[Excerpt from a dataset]

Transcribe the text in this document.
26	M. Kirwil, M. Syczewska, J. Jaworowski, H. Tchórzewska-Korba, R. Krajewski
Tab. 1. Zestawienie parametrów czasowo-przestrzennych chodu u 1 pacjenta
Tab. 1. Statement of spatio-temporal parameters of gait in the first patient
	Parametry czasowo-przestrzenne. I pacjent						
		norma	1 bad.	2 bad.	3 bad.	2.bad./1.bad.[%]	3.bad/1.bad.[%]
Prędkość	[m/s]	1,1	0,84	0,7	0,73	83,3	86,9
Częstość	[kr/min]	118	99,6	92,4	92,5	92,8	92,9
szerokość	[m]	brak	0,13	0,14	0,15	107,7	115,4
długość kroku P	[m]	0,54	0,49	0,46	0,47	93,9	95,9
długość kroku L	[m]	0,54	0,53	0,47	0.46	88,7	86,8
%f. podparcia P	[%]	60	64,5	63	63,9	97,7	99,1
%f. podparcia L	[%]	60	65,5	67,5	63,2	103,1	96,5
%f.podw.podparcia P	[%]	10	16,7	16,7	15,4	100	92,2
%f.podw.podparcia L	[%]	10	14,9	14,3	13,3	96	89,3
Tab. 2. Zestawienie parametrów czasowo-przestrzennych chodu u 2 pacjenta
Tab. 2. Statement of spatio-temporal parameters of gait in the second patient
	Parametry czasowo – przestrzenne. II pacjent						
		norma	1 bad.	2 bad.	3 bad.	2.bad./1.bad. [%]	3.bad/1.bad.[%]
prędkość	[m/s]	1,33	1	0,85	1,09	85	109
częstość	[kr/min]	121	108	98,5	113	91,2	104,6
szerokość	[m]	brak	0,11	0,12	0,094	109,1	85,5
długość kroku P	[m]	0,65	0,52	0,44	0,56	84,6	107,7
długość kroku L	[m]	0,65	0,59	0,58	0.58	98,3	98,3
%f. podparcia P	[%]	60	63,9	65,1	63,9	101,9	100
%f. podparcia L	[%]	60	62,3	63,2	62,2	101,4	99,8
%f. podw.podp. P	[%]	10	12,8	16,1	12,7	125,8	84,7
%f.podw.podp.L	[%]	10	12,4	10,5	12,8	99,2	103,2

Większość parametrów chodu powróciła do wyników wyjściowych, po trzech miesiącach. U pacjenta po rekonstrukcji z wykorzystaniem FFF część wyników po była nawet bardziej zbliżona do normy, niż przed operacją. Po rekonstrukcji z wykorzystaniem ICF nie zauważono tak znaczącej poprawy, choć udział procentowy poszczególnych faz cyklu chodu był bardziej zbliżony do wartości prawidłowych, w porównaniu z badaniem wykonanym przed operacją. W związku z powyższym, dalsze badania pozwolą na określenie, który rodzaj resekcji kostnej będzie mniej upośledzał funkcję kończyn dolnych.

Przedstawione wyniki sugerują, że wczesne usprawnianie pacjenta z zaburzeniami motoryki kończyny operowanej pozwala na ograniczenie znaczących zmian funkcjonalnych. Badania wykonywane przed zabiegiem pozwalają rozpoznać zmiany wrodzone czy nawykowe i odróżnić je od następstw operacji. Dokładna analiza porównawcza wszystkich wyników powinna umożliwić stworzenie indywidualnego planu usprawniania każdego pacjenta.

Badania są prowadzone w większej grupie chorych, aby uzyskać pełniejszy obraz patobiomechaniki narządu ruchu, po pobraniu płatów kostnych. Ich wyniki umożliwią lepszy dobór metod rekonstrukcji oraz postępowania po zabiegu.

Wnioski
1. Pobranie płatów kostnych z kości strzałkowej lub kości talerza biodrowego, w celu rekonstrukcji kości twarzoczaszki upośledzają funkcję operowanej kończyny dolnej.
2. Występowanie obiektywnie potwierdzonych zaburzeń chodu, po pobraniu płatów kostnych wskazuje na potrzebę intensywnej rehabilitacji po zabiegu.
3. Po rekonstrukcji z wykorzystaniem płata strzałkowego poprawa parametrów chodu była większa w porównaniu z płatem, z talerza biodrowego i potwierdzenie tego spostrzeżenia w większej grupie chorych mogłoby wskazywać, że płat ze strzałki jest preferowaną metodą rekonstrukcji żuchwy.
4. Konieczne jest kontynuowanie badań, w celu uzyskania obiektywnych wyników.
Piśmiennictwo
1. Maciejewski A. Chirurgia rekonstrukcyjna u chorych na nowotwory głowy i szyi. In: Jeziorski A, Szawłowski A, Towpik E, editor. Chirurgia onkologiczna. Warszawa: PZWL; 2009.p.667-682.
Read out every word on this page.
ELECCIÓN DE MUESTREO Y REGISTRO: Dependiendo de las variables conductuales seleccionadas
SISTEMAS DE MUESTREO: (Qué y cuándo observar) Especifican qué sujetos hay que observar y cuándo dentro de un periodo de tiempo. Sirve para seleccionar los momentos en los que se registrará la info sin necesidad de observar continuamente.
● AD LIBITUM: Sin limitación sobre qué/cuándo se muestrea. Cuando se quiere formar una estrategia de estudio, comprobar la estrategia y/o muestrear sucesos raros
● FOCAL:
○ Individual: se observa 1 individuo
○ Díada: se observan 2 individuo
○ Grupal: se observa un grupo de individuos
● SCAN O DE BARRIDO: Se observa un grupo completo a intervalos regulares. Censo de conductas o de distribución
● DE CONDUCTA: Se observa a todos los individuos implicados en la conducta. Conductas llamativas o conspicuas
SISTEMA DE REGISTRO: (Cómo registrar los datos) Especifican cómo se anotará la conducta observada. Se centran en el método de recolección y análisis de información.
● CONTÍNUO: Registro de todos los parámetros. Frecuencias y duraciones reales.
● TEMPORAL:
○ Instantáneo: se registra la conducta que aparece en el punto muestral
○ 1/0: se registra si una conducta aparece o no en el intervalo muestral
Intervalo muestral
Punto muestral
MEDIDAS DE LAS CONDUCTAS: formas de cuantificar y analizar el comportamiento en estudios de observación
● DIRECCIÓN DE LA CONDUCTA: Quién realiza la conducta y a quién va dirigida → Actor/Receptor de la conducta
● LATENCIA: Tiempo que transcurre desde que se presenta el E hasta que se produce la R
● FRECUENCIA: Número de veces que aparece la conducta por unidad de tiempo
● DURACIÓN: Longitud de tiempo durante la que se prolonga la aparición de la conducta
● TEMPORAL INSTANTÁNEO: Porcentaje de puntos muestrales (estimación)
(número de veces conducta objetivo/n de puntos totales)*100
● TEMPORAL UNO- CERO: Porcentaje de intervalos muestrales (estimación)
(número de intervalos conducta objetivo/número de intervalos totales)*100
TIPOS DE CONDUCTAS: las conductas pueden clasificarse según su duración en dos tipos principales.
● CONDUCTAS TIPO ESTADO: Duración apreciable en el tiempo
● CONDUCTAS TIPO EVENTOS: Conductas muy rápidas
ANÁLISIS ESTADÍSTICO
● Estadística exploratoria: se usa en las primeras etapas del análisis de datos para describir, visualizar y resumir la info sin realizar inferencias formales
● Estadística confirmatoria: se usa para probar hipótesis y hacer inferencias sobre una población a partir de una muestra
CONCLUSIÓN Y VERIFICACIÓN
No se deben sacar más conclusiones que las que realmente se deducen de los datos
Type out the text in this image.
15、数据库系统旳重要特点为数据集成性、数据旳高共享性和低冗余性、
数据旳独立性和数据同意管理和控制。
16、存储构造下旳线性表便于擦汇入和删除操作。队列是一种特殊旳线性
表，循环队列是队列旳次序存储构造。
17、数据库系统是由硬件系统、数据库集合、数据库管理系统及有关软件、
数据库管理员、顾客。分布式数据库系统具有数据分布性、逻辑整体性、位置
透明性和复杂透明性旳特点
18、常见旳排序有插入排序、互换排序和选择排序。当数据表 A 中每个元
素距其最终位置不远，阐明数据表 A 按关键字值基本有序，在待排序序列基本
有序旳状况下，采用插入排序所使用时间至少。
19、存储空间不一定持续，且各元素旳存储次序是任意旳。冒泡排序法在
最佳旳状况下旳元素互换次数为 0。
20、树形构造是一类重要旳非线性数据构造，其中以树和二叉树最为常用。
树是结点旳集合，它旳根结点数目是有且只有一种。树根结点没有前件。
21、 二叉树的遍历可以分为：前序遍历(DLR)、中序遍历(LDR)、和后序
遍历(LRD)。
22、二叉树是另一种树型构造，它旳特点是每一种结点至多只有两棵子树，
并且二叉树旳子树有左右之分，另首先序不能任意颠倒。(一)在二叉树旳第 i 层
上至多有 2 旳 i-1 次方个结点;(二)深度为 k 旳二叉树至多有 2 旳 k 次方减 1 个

**Work to be completed**
Please list every line of the records that contains "parameters".

**Final result**
Tab. 1. Statement of spatio-temporal parameters of gait in the first patient
Tab. 2. Statement of spatio-temporal parameters of gait in the second patient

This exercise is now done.